## DATA SECTION:
________________________
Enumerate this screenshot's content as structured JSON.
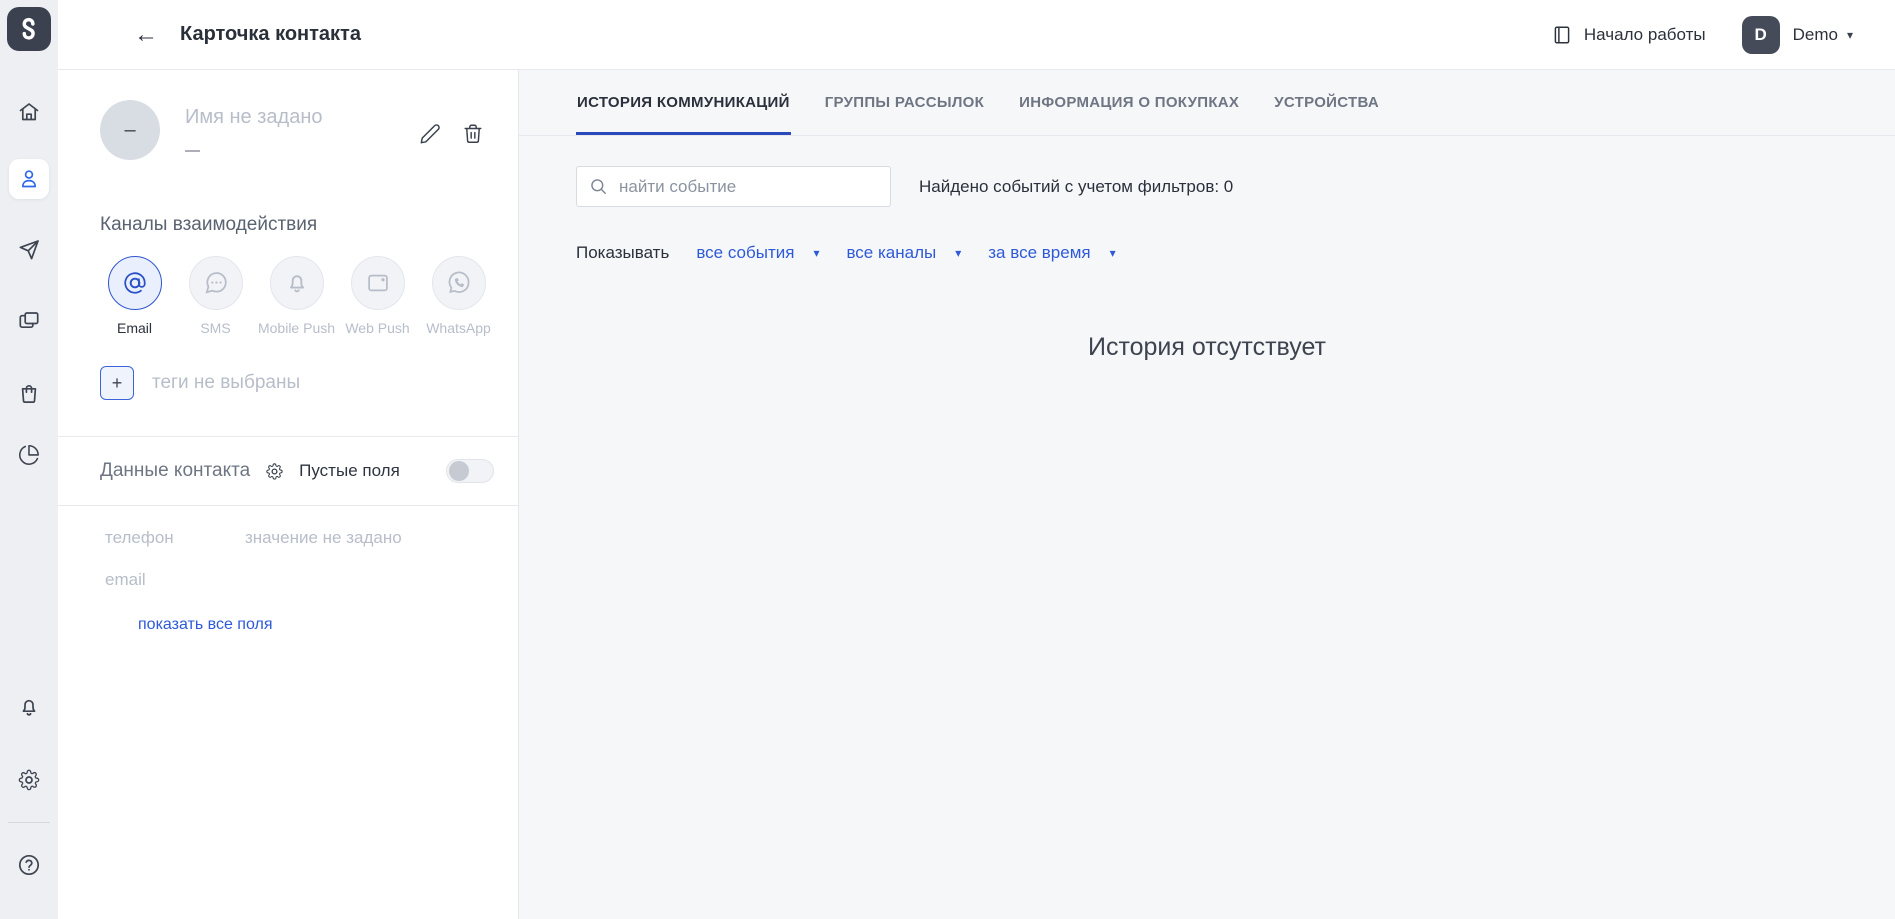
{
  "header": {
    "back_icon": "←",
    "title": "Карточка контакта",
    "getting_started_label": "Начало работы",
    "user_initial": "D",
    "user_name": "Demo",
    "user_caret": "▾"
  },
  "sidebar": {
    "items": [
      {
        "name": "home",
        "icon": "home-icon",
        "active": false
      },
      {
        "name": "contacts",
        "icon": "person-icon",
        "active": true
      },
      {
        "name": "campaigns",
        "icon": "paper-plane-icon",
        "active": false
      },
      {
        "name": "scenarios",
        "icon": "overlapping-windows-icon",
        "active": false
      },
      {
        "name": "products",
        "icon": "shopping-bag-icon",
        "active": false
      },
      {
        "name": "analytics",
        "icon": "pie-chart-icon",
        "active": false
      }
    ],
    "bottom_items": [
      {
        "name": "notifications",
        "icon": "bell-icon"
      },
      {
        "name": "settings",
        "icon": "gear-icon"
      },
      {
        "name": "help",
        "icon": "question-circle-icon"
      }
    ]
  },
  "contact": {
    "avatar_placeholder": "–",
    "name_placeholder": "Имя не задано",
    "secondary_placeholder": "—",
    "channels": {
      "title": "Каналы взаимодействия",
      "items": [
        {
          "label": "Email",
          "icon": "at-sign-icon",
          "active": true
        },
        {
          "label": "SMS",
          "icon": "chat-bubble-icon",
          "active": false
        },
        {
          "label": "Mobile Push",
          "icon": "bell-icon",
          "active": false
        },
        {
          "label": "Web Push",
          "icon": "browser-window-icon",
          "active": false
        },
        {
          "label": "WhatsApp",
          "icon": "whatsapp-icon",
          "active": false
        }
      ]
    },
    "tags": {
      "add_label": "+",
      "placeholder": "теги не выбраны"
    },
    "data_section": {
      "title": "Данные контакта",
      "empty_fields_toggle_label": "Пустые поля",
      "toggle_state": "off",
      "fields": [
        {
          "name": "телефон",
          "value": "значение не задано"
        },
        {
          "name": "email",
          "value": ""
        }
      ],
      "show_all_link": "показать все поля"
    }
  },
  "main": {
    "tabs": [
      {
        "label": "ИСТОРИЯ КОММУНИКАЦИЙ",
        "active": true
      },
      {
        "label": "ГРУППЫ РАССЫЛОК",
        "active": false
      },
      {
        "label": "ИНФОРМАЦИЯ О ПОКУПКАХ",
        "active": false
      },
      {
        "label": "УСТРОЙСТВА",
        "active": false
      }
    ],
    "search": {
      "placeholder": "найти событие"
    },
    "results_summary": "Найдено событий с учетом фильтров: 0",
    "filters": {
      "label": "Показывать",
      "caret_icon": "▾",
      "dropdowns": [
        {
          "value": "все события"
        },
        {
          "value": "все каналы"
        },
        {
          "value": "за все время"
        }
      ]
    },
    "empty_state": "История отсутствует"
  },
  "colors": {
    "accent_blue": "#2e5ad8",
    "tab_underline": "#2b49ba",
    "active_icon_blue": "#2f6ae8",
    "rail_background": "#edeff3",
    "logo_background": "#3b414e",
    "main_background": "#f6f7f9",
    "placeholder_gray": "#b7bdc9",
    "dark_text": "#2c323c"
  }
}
________________________
## DIRECTIONS FOR THIS TASK:
Take the listing above and print it exactly, apart from the pictures.

## TASK SOLUTION:
Enumerate this screenshot's content as structured JSON.
{
  "header": {
    "back_icon": "←",
    "title": "Карточка контакта",
    "getting_started_label": "Начало работы",
    "user_initial": "D",
    "user_name": "Demo",
    "user_caret": "▾"
  },
  "sidebar": {
    "items": [
      {
        "name": "home",
        "icon": "home-icon",
        "active": false
      },
      {
        "name": "contacts",
        "icon": "person-icon",
        "active": true
      },
      {
        "name": "campaigns",
        "icon": "paper-plane-icon",
        "active": false
      },
      {
        "name": "scenarios",
        "icon": "overlapping-windows-icon",
        "active": false
      },
      {
        "name": "products",
        "icon": "shopping-bag-icon",
        "active": false
      },
      {
        "name": "analytics",
        "icon": "pie-chart-icon",
        "active": false
      }
    ],
    "bottom_items": [
      {
        "name": "notifications",
        "icon": "bell-icon"
      },
      {
        "name": "settings",
        "icon": "gear-icon"
      },
      {
        "name": "help",
        "icon": "question-circle-icon"
      }
    ]
  },
  "contact": {
    "avatar_placeholder": "–",
    "name_placeholder": "Имя не задано",
    "secondary_placeholder": "—",
    "channels": {
      "title": "Каналы взаимодействия",
      "items": [
        {
          "label": "Email",
          "icon": "at-sign-icon",
          "active": true
        },
        {
          "label": "SMS",
          "icon": "chat-bubble-icon",
          "active": false
        },
        {
          "label": "Mobile Push",
          "icon": "bell-icon",
          "active": false
        },
        {
          "label": "Web Push",
          "icon": "browser-window-icon",
          "active": false
        },
        {
          "label": "WhatsApp",
          "icon": "whatsapp-icon",
          "active": false
        }
      ]
    },
    "tags": {
      "add_label": "+",
      "placeholder": "теги не выбраны"
    },
    "data_section": {
      "title": "Данные контакта",
      "empty_fields_toggle_label": "Пустые поля",
      "toggle_state": "off",
      "fields": [
        {
          "name": "телефон",
          "value": "значение не задано"
        },
        {
          "name": "email",
          "value": ""
        }
      ],
      "show_all_link": "показать все поля"
    }
  },
  "main": {
    "tabs": [
      {
        "label": "ИСТОРИЯ КОММУНИКАЦИЙ",
        "active": true
      },
      {
        "label": "ГРУППЫ РАССЫЛОК",
        "active": false
      },
      {
        "label": "ИНФОРМАЦИЯ О ПОКУПКАХ",
        "active": false
      },
      {
        "label": "УСТРОЙСТВА",
        "active": false
      }
    ],
    "search": {
      "placeholder": "найти событие"
    },
    "results_summary": "Найдено событий с учетом фильтров: 0",
    "filters": {
      "label": "Показывать",
      "caret_icon": "▾",
      "dropdowns": [
        {
          "value": "все события"
        },
        {
          "value": "все каналы"
        },
        {
          "value": "за все время"
        }
      ]
    },
    "empty_state": "История отсутствует"
  },
  "colors": {
    "accent_blue": "#2e5ad8",
    "tab_underline": "#2b49ba",
    "active_icon_blue": "#2f6ae8",
    "rail_background": "#edeff3",
    "logo_background": "#3b414e",
    "main_background": "#f6f7f9",
    "placeholder_gray": "#b7bdc9",
    "dark_text": "#2c323c"
  }
}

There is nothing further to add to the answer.